* What you have to do
From the guest blog on hospital staff, reproduce word for word the passage starting with "The same is" and going on through "checks at 4 a.m.".

* Text
====================
The importance of encouraging health care staff to show their personalities

Guest Blog by Ken DeSieghardt

UPDATE: Stamp & Chase was pleased to post this guest blog from our long-time friend Ken DeSieghardt, in March 2020. Sadly, we lost Ken in August, 2021, after he contracted COVID. This post continues to celebrate the courageous, dedicated work of the caring staff at Barnes Jewish Hospital. All of us touched by Ken’s kindness, humor and generosity are grateful for the additional time we had to spend with him because of his successful transplant. His message powerfully describes why patient experience and compassionate communication are important.

On February 27, 2019, I was admitted to Barnes-Jewish Hospital in St. Louis due to acute respiratory failure, in the hopes that a new set of lungs would become available soon for transplant. My ability to breathe had taken a nosedive over the previous year or so, due to a genetic condition called Alpha 1 Antitrypsin Deficiency. All the nebulized medicines and inhalers I was using were no longer effective. Without a transplant, I would die sooner, rather than later.

For the first three months or so in the hospital, I suffered from significant weight loss (down to 118 pounds at one point, and I’m six feet tall), and even more significant delirium, due to the high level of CO2 in my bloodstream. The delirium led to hallucinations that ran the gamut from funny to frightening.

Thankfully, I don’t remember much about that period in the hospital. Friends and family came and visited. I got to know which food I liked and what to avoid. Wandered sometimes at night, thinking I was somewhere else. And I received IVs, a pile of pills each day, and had a feeding tube for a spell. Eventually, my condition worsened to the point that the doctors had to perform a tracheotomy. This meant I couldn’t speak above a whisper, darkening my world even more.

What I remember most may surprise you

What I do remember about those days, however, are the staff members (RNs and Medical Technologists) who let their guard down just a bit, while they doing an amazing job keeping me alive.

These professionals let me see into their personalities through a joke, an off-handed remark, a comment about the food, an encouraging aside at just the right moment, and so on. Such behavior let me know them as a person, not just a highly skilled health care worker.

This is so critical, particularly in the case of long-term hospital stay patients, and why patient experience is so important. I stayed in the hospital for 4 ½ months – receiving my transplant on June 8 and discharged on July 8. And without such interplay with the staff on a regular basis, I’m not certain how I would have been able to handle the monotony, the needle sticks, the blood sugar checks and the insulin shots, etc.

Caring for the “whole patient”

My company assists school district, higher education and cities with communication issues. In doing so, we hear a lot about how education has changed, because of the need to care for “the whole child.”

The same is true in health care settings. Get a read on the patient’s manner and dialogue style early on. Test drive a joke here and there. Open up a little about yourself and your aspirations. Anything to get the relationship beyond the needles, pills and vitals checks at 4 a.m.

At Barnes Jewish, such conversations made me feel human, appreciated and understood. That, plus whittling down the menu to just a few food choices, made my experience much more bearable.
====================
[Records drawn from a data source]

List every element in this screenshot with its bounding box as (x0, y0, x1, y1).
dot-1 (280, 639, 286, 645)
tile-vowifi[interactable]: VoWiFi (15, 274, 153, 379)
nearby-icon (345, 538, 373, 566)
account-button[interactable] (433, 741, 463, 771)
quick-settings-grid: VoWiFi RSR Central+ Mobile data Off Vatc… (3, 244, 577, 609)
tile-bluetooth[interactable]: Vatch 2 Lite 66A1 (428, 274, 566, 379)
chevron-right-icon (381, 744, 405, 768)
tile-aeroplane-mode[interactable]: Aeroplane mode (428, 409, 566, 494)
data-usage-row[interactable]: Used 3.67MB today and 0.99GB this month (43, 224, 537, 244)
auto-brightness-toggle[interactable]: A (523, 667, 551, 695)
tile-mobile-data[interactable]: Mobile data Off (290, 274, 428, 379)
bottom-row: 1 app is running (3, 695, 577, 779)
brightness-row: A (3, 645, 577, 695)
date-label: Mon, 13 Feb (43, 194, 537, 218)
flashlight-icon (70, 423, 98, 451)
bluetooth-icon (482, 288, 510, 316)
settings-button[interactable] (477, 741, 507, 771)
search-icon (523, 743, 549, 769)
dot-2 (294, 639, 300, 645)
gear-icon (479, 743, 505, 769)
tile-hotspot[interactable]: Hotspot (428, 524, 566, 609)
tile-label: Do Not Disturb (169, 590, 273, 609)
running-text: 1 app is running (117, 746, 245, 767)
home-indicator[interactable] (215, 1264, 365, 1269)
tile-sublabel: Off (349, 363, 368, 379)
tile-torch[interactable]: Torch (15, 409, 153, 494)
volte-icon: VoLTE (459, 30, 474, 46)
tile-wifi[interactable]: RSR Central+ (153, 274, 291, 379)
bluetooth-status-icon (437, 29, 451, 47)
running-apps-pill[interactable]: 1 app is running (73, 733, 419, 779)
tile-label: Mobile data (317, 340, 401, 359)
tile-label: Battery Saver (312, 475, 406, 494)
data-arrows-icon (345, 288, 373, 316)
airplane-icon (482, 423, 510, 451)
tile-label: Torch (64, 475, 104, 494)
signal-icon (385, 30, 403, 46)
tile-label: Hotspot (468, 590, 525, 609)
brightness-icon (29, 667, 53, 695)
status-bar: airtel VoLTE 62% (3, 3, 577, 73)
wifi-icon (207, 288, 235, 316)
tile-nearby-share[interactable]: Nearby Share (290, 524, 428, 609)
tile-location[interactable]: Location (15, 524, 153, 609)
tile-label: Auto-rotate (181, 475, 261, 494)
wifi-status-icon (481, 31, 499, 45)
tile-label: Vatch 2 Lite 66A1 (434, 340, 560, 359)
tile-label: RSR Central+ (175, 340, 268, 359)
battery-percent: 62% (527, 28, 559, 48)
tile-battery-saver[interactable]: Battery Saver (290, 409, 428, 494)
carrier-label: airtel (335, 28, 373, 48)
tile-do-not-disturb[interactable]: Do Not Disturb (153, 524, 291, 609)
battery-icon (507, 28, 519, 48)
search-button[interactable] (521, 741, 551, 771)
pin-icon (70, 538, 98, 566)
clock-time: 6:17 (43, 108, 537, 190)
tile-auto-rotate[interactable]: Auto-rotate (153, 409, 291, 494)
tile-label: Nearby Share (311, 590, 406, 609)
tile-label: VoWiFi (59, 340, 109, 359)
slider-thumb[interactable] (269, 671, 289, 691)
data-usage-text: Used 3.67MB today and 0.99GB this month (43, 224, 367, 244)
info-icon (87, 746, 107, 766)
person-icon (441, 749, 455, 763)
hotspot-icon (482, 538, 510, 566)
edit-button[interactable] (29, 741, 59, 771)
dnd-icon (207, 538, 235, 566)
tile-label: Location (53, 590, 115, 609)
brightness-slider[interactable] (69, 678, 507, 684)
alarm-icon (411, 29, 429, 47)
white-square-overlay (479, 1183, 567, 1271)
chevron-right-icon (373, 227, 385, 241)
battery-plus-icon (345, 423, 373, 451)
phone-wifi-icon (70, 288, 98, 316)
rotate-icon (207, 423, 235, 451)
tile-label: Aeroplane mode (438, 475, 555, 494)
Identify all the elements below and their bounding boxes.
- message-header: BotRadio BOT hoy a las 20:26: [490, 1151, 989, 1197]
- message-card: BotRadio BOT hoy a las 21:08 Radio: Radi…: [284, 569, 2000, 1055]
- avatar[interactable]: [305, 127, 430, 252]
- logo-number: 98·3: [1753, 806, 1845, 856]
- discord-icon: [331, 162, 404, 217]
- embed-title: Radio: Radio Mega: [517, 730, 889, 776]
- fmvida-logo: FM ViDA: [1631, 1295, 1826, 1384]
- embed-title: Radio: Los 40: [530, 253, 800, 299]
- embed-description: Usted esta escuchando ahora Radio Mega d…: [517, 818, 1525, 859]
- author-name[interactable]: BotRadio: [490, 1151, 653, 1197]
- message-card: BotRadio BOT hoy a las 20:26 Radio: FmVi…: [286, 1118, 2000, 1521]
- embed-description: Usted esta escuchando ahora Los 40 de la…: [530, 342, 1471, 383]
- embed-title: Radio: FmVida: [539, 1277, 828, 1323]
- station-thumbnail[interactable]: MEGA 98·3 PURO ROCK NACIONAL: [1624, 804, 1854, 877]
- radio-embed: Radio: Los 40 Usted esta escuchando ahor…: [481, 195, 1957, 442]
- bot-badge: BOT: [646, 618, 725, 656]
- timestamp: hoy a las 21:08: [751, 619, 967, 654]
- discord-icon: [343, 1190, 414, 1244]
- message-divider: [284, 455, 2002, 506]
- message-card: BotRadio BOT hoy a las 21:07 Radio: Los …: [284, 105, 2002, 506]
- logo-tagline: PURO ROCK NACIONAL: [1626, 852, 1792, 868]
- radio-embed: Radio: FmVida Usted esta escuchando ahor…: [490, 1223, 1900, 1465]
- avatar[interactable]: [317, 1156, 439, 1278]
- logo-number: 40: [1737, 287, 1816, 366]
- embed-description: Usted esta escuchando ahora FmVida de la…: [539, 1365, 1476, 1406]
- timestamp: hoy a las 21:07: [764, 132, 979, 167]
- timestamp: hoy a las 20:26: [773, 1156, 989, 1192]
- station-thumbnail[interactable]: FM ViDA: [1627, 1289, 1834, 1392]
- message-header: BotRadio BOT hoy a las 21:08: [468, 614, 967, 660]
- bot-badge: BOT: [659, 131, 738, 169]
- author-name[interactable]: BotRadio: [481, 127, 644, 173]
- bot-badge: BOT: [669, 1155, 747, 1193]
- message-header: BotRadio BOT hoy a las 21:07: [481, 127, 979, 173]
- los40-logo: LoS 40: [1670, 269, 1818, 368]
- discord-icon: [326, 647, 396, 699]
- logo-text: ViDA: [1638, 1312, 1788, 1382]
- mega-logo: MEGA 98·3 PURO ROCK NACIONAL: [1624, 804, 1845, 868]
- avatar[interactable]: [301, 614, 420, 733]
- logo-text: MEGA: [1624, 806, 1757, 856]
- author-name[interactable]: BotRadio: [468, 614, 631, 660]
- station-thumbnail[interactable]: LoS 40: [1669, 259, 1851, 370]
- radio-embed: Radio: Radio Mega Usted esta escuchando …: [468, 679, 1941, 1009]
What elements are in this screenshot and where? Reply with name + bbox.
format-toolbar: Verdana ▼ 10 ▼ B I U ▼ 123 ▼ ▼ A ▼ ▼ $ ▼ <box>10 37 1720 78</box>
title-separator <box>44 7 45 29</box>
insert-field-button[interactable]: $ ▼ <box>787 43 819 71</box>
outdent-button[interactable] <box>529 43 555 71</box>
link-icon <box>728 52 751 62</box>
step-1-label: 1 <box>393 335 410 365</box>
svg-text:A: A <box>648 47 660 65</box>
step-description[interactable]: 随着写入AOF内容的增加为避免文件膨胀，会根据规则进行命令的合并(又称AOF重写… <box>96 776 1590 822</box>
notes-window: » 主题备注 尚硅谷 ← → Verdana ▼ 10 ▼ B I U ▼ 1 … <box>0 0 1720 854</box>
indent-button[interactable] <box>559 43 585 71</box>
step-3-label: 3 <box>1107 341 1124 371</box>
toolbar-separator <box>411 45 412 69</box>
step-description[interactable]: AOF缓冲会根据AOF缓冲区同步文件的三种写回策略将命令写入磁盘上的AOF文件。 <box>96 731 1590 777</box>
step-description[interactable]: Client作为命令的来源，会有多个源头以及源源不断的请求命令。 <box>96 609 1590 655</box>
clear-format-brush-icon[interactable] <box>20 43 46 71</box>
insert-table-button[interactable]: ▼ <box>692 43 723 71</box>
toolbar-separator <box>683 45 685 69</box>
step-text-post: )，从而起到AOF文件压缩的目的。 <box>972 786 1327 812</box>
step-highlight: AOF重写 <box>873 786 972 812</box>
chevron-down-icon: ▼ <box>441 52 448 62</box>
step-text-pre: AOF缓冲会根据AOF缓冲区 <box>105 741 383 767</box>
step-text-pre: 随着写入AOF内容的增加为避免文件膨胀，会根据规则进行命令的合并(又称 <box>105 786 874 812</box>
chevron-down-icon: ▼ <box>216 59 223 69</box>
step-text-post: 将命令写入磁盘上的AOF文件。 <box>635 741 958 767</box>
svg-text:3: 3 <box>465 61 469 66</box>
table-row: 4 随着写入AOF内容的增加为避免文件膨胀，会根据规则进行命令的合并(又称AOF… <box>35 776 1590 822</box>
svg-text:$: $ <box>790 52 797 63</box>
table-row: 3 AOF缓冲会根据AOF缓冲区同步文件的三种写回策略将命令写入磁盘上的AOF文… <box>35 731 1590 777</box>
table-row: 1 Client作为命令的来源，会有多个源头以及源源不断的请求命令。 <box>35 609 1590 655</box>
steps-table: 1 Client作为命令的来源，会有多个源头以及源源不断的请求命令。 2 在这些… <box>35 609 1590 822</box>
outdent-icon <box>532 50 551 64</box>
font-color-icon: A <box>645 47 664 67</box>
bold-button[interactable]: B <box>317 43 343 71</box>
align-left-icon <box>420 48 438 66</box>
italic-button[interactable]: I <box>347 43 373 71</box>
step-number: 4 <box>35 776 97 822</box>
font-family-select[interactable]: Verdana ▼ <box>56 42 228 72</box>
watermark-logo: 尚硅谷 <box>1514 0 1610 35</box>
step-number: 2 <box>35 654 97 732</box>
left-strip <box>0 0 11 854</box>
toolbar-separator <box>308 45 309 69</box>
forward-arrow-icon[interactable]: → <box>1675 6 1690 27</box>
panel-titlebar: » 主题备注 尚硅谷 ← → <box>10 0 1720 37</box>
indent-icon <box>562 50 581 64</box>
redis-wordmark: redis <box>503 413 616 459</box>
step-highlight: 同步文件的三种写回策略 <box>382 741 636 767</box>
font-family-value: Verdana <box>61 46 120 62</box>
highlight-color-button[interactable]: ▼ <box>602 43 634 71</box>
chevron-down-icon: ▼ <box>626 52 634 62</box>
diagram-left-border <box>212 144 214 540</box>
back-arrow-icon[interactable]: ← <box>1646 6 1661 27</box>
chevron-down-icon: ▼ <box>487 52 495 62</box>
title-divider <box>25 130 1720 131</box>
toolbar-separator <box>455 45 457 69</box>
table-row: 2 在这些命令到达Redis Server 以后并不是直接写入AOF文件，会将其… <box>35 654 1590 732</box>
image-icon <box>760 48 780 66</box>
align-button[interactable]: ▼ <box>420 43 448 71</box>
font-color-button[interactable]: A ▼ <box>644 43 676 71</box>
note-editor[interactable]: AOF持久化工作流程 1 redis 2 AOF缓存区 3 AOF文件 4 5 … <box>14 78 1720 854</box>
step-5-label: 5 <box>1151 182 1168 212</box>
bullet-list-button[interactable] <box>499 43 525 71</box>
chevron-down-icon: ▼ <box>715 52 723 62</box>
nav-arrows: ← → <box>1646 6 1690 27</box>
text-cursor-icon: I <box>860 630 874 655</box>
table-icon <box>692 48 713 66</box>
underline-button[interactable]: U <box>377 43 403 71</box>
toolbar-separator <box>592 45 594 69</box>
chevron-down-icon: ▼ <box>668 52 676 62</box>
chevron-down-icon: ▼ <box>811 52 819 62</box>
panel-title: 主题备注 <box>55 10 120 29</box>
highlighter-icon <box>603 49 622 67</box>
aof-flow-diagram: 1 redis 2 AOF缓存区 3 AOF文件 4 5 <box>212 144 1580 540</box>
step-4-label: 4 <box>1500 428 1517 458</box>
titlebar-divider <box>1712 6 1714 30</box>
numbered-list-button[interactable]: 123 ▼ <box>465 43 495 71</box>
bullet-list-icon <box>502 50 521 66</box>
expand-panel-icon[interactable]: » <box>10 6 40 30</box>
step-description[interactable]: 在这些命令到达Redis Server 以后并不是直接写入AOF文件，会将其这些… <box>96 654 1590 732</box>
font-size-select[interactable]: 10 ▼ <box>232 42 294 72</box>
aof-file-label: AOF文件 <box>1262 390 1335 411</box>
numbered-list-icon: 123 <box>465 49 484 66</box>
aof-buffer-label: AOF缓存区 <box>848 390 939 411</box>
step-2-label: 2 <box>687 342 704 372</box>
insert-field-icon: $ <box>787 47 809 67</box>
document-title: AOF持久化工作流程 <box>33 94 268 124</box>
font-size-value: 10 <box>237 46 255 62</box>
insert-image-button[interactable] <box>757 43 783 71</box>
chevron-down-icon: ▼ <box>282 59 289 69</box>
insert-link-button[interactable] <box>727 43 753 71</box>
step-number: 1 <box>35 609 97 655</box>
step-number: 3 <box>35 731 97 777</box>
====================
* Answer area
The same is true in health care settings. Get a read on the patient’s manner and dialogue style early on. Test drive a joke here and there. Open up a little about yourself and your aspirations. Anything to get the relationship beyond the needles, pills and vitals checks at 4 a.m.